What this task involves — Select every line below containing the word "title".

== Listing ==

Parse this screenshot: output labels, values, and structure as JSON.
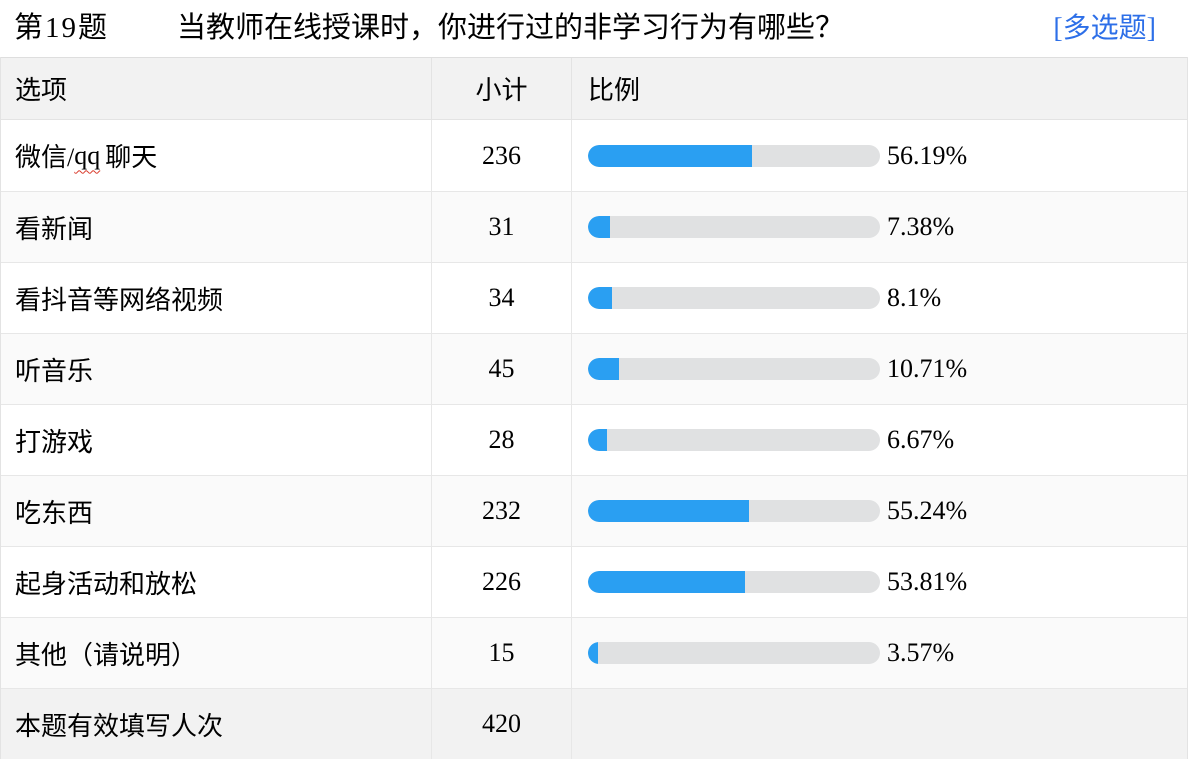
{
  "title": {
    "question_no": "第19题",
    "question_text": "当教师在线授课时，你进行过的非学习行为有哪些？",
    "type_tag": "[多选题]"
  },
  "table": {
    "columns": [
      "选项",
      "小计",
      "比例"
    ],
    "rows": [
      {
        "label": "微信/qq聊天",
        "label_parts": {
          "prefix": "微信/",
          "wavy": "qq",
          "suffix": "聊天"
        },
        "count": "236",
        "percent": 56.19,
        "percent_label": "56.19%"
      },
      {
        "label": "看新闻",
        "count": "31",
        "percent": 7.38,
        "percent_label": "7.38%"
      },
      {
        "label": "看抖音等网络视频",
        "count": "34",
        "percent": 8.1,
        "percent_label": "8.1%"
      },
      {
        "label": "听音乐",
        "count": "45",
        "percent": 10.71,
        "percent_label": "10.71%"
      },
      {
        "label": "打游戏",
        "count": "28",
        "percent": 6.67,
        "percent_label": "6.67%"
      },
      {
        "label": "吃东西",
        "count": "232",
        "percent": 55.24,
        "percent_label": "55.24%"
      },
      {
        "label": "起身活动和放松",
        "count": "226",
        "percent": 53.81,
        "percent_label": "53.81%"
      },
      {
        "label": "其他（请说明）",
        "count": "15",
        "percent": 3.57,
        "percent_label": "3.57%"
      },
      {
        "label": "本题有效填写人次",
        "count": "420",
        "percent": null,
        "percent_label": ""
      }
    ]
  },
  "colors": {
    "bar_fill": "#2a9ff2",
    "bar_track": "#e0e1e2",
    "type_tag_blue": "#2d6fe8",
    "header_bg": "#f2f2f2",
    "alt_row_bg": "#fafafa",
    "summary_row_bg": "#f2f2f2",
    "spellcheck_wavy_red": "#d93a2b"
  },
  "chart_data": {
    "type": "bar",
    "orientation": "horizontal",
    "title": "第19题 当教师在线授课时，你进行过的非学习行为有哪些？ [多选题]",
    "categories": [
      "微信/qq聊天",
      "看新闻",
      "看抖音等网络视频",
      "听音乐",
      "打游戏",
      "吃东西",
      "起身活动和放松",
      "其他（请说明）"
    ],
    "series": [
      {
        "name": "小计",
        "values": [
          236,
          31,
          34,
          45,
          28,
          232,
          226,
          15
        ]
      },
      {
        "name": "比例(%)",
        "values": [
          56.19,
          7.38,
          8.1,
          10.71,
          6.67,
          55.24,
          53.81,
          3.57
        ]
      }
    ],
    "xlabel": "比例",
    "ylabel": "选项",
    "xlim": [
      0,
      100
    ],
    "grid": false,
    "legend_position": "none",
    "valid_responses_label": "本题有效填写人次",
    "valid_responses": 420
  }
}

===

Result for this exercise —
  "title": {
    "title": "第19题 当教师在线授课时，你进行过的非学习行为有哪些？ [多选题]",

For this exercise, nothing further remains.